## GOAL
Copy each line below that includes "text".

## STORED ROWS
## Begin

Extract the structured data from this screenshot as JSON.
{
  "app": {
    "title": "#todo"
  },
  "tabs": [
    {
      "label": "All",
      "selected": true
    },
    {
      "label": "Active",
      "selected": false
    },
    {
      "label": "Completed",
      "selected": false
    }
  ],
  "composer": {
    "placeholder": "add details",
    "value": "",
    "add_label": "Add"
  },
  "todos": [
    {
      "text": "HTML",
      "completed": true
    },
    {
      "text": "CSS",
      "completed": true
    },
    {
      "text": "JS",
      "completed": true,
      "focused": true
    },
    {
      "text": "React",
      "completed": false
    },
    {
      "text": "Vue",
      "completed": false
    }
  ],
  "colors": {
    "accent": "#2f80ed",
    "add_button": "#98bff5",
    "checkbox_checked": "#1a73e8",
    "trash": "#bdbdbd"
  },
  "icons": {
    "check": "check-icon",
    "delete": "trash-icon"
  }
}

## End

## EXERCISE ANSWER
      "text": "HTML",
      "text": "CSS",
      "text": "JS",
      "text": "React",
      "text": "Vue",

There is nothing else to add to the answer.